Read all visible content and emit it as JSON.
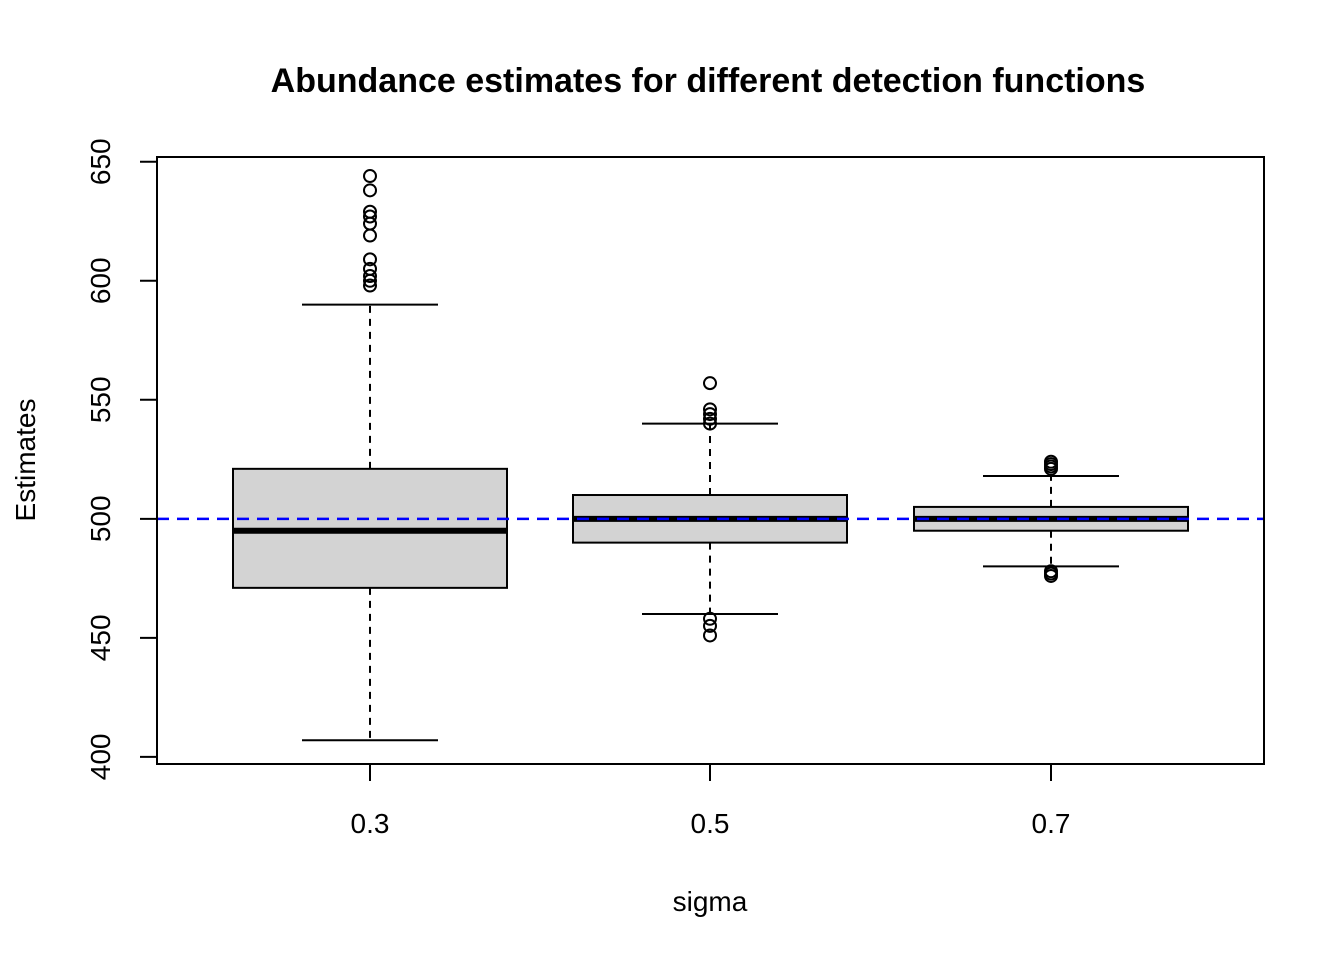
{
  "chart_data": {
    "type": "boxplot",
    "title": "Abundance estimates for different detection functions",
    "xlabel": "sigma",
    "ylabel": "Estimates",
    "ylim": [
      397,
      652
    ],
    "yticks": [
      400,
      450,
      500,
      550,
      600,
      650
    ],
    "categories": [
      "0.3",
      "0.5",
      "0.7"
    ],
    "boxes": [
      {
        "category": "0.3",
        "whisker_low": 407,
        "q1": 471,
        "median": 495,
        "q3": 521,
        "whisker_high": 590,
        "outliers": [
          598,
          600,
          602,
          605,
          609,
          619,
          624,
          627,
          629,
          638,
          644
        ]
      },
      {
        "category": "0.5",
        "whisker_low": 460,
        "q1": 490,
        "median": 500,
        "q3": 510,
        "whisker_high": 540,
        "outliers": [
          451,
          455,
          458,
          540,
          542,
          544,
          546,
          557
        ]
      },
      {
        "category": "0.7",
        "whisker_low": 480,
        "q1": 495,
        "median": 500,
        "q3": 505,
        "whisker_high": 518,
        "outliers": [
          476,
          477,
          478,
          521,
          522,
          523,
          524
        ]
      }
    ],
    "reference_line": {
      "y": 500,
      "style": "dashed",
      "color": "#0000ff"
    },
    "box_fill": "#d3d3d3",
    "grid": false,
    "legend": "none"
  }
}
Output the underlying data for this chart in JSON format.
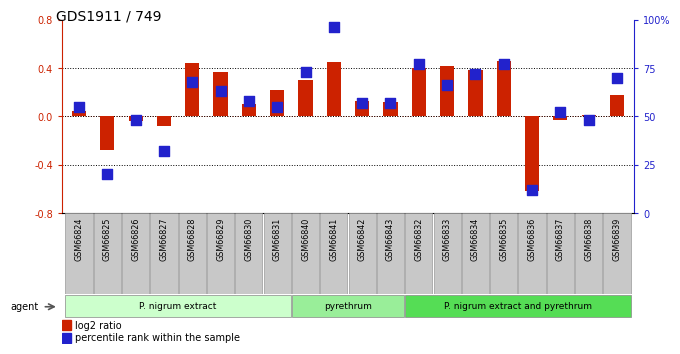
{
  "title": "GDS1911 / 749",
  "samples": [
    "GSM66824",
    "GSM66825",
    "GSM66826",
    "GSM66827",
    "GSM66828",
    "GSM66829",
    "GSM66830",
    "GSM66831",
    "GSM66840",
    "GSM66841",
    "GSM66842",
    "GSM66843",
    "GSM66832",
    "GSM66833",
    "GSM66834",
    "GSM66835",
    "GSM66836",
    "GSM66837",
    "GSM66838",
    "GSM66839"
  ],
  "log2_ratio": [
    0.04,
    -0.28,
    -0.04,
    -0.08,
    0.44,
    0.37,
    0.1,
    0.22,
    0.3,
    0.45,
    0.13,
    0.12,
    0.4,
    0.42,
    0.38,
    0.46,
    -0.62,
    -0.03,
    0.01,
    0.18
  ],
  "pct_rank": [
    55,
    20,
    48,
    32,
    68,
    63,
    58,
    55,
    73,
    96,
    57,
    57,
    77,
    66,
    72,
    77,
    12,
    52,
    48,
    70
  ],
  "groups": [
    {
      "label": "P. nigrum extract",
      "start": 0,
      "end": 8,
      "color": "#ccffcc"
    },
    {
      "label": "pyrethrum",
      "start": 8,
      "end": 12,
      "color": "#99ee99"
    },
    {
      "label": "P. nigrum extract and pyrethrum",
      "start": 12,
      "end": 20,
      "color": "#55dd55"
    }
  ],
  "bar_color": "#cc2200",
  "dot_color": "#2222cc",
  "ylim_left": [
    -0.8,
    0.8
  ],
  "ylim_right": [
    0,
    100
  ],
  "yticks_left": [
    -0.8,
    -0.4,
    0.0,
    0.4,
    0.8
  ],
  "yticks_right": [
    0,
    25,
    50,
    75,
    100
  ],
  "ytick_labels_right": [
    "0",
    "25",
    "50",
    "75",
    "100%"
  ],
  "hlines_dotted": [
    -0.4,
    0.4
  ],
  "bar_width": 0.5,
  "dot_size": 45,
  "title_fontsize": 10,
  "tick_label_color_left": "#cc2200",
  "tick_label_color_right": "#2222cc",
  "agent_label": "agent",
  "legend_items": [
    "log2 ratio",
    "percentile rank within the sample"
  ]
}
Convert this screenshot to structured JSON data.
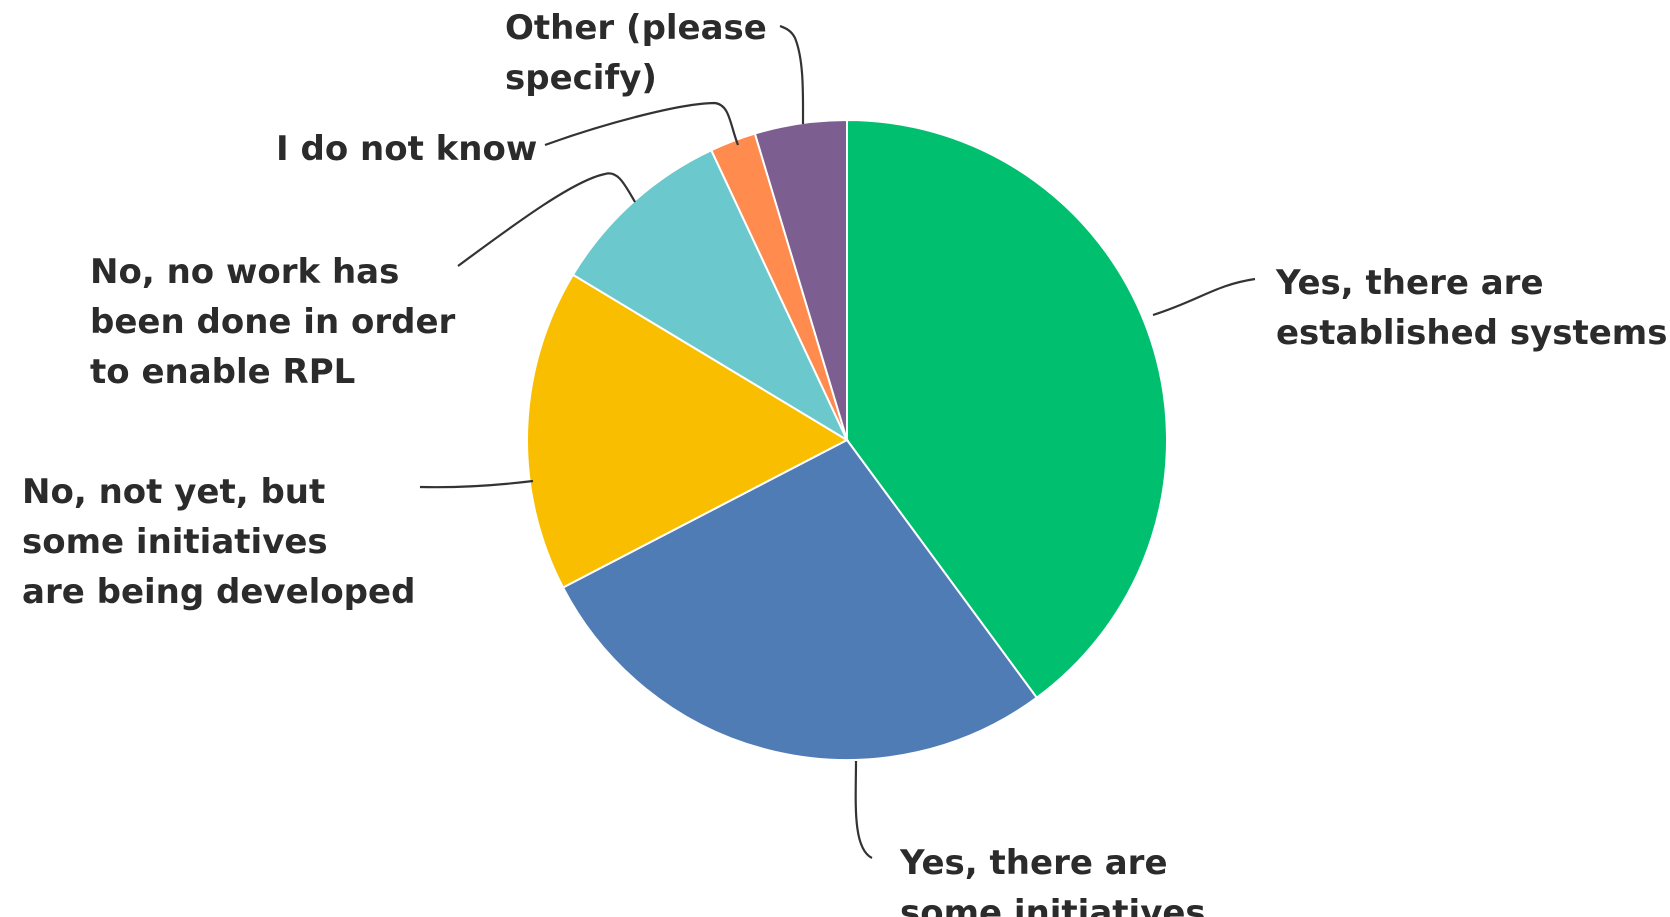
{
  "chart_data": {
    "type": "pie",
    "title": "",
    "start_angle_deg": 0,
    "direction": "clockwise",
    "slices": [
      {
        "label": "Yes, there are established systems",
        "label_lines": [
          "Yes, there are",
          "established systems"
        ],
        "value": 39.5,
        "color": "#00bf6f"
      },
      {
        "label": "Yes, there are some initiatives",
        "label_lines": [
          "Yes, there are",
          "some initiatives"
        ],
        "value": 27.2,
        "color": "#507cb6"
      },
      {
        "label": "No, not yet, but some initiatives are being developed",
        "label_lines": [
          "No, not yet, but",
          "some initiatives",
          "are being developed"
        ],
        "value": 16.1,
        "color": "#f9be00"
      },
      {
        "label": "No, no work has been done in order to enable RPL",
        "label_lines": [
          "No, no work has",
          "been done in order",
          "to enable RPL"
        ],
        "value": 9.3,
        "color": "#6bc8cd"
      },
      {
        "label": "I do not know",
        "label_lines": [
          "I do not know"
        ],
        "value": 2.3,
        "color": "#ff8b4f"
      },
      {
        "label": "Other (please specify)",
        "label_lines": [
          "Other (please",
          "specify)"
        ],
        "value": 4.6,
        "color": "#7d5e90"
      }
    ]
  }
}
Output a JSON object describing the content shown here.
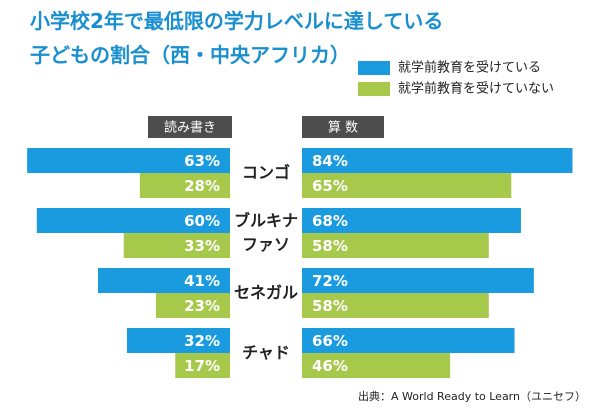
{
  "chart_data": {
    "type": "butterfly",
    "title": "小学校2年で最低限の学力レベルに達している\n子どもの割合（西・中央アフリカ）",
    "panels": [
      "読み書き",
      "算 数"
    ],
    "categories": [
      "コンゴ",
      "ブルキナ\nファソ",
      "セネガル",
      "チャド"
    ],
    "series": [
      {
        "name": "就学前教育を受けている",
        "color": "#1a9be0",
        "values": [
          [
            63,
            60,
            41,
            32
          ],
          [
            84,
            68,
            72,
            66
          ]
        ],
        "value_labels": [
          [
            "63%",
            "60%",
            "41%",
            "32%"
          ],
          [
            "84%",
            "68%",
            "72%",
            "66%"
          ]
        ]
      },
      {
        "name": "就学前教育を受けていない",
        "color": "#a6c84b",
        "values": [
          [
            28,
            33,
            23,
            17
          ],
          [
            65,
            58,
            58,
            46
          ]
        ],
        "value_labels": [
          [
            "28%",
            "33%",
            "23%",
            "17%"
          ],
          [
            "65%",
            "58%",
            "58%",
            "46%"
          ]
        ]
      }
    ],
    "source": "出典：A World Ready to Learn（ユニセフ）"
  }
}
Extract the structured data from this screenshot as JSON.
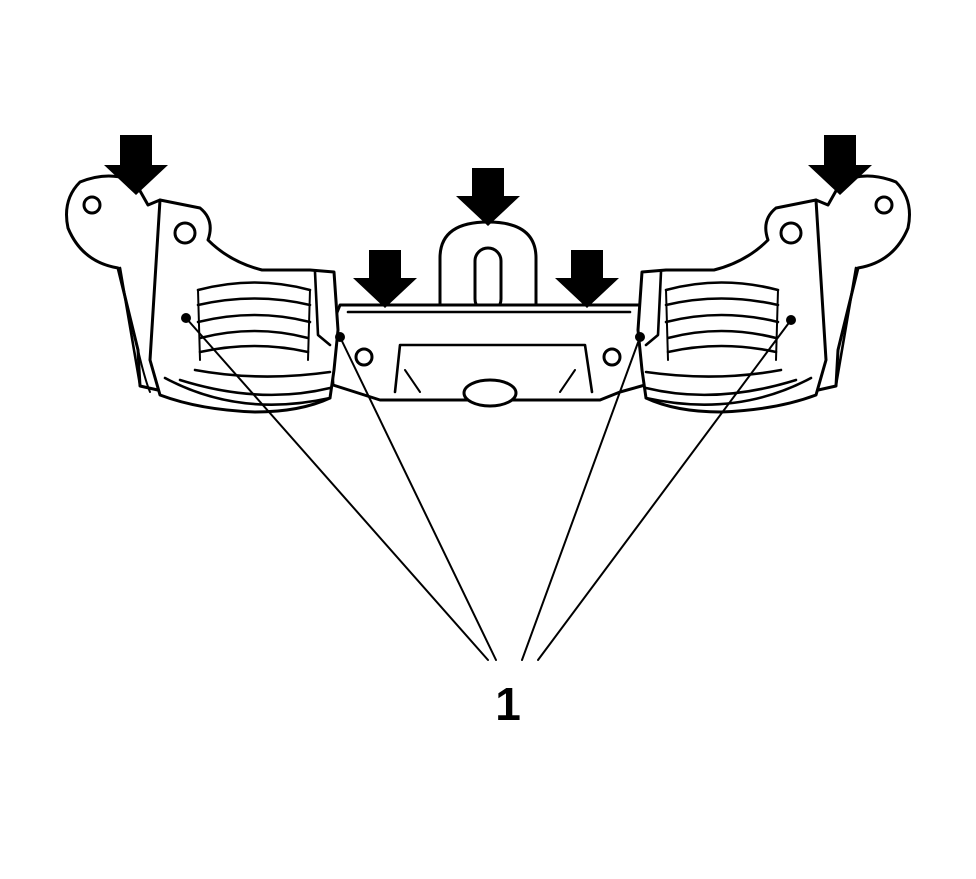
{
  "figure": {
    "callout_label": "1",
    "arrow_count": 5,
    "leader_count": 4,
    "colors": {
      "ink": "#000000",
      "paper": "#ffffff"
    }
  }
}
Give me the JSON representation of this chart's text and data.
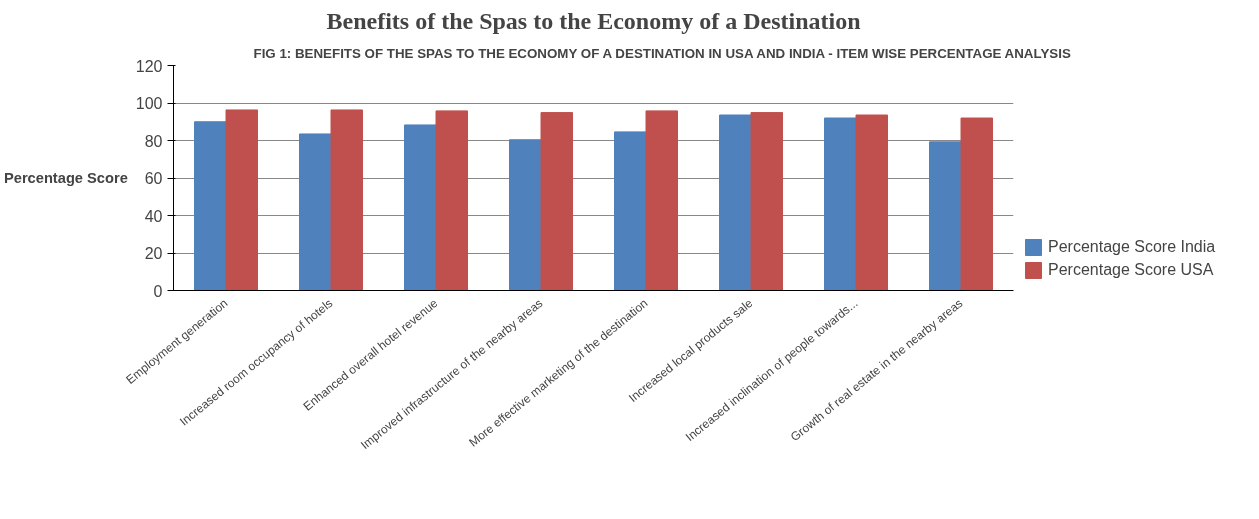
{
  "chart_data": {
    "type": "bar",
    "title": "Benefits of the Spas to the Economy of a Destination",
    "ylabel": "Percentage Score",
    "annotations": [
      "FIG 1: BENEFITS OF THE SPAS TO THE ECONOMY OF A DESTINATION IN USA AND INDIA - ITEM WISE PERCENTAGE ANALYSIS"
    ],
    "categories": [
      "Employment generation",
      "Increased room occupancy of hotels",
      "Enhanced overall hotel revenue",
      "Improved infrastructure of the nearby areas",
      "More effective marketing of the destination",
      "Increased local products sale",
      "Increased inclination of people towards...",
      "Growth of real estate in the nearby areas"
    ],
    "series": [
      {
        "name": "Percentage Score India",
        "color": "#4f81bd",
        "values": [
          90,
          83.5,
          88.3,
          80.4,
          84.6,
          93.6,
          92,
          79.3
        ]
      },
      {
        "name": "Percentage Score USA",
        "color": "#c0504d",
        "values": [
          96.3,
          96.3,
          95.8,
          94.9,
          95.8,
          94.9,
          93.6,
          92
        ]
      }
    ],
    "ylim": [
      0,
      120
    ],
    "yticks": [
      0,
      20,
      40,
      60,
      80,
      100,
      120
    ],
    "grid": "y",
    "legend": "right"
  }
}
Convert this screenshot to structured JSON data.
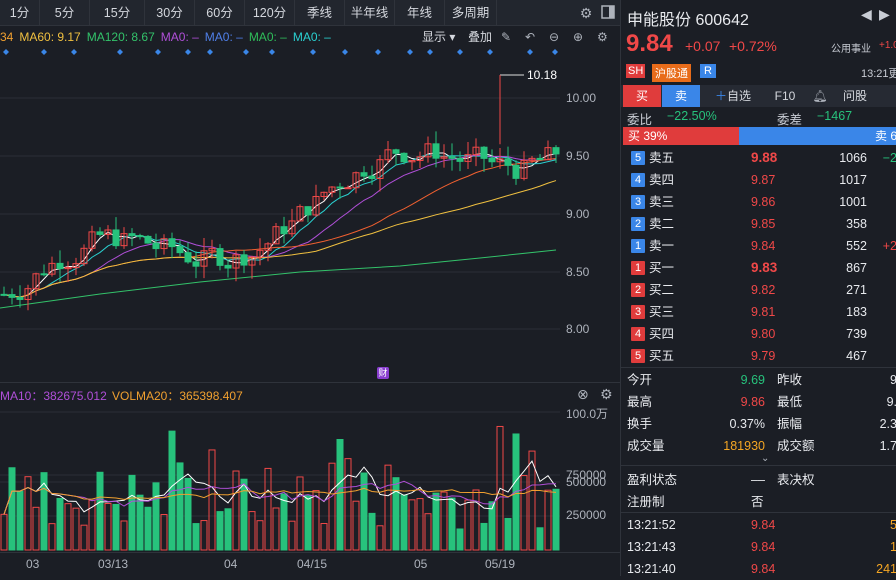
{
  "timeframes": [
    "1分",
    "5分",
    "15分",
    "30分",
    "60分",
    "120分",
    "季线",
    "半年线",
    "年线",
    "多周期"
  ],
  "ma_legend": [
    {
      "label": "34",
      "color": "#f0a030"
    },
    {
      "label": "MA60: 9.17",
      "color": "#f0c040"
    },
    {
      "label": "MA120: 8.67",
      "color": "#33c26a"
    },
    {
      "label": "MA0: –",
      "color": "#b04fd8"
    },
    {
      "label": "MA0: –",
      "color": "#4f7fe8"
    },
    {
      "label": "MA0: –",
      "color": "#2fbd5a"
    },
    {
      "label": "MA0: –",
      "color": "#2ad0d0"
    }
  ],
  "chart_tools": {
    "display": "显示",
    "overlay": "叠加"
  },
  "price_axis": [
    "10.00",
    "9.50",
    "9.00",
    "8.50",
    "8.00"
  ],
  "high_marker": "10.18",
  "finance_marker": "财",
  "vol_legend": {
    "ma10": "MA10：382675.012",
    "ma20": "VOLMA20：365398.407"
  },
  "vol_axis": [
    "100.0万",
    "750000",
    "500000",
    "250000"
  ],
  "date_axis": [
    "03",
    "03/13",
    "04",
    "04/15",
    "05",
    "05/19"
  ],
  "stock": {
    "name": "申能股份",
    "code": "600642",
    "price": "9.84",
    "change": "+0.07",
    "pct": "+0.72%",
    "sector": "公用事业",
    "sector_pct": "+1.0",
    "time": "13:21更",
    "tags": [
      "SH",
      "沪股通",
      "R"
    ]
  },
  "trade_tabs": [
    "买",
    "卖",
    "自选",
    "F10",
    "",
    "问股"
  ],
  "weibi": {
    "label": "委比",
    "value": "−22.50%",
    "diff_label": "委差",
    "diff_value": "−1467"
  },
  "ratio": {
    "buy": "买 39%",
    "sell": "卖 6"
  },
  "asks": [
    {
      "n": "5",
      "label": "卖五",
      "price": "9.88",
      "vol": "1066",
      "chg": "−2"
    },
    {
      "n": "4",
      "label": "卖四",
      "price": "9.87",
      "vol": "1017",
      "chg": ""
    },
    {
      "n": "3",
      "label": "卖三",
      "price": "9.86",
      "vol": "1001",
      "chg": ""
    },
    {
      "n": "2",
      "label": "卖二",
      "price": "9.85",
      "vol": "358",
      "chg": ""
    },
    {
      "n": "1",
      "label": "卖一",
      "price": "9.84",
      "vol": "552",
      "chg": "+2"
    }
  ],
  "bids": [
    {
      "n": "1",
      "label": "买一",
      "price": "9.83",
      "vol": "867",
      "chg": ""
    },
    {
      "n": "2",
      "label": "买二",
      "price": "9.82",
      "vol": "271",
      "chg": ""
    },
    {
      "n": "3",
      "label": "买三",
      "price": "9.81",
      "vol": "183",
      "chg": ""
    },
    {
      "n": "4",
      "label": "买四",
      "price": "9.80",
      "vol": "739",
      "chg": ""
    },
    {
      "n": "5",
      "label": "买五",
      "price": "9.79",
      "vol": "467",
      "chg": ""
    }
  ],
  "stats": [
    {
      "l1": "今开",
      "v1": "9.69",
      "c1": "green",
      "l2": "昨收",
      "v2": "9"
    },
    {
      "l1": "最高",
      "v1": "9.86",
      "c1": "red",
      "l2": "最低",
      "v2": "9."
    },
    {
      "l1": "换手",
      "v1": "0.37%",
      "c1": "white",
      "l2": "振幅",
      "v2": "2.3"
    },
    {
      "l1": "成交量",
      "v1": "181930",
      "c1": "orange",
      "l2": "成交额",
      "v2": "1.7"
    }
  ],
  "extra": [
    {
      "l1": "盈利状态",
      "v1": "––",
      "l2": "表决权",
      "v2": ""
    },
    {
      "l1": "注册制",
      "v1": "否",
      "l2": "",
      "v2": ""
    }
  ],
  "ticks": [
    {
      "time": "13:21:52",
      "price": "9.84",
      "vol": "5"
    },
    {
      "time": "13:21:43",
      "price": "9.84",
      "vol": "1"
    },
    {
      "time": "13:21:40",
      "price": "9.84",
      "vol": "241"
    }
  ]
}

========================================================================

> _Problem statement_:
Go through the lines above. Select every one that has the string "Score".

> _Task answer_:
    "ylabel": "Percentage Score",
        "name": "Percentage Score India",
        "name": "Percentage Score USA",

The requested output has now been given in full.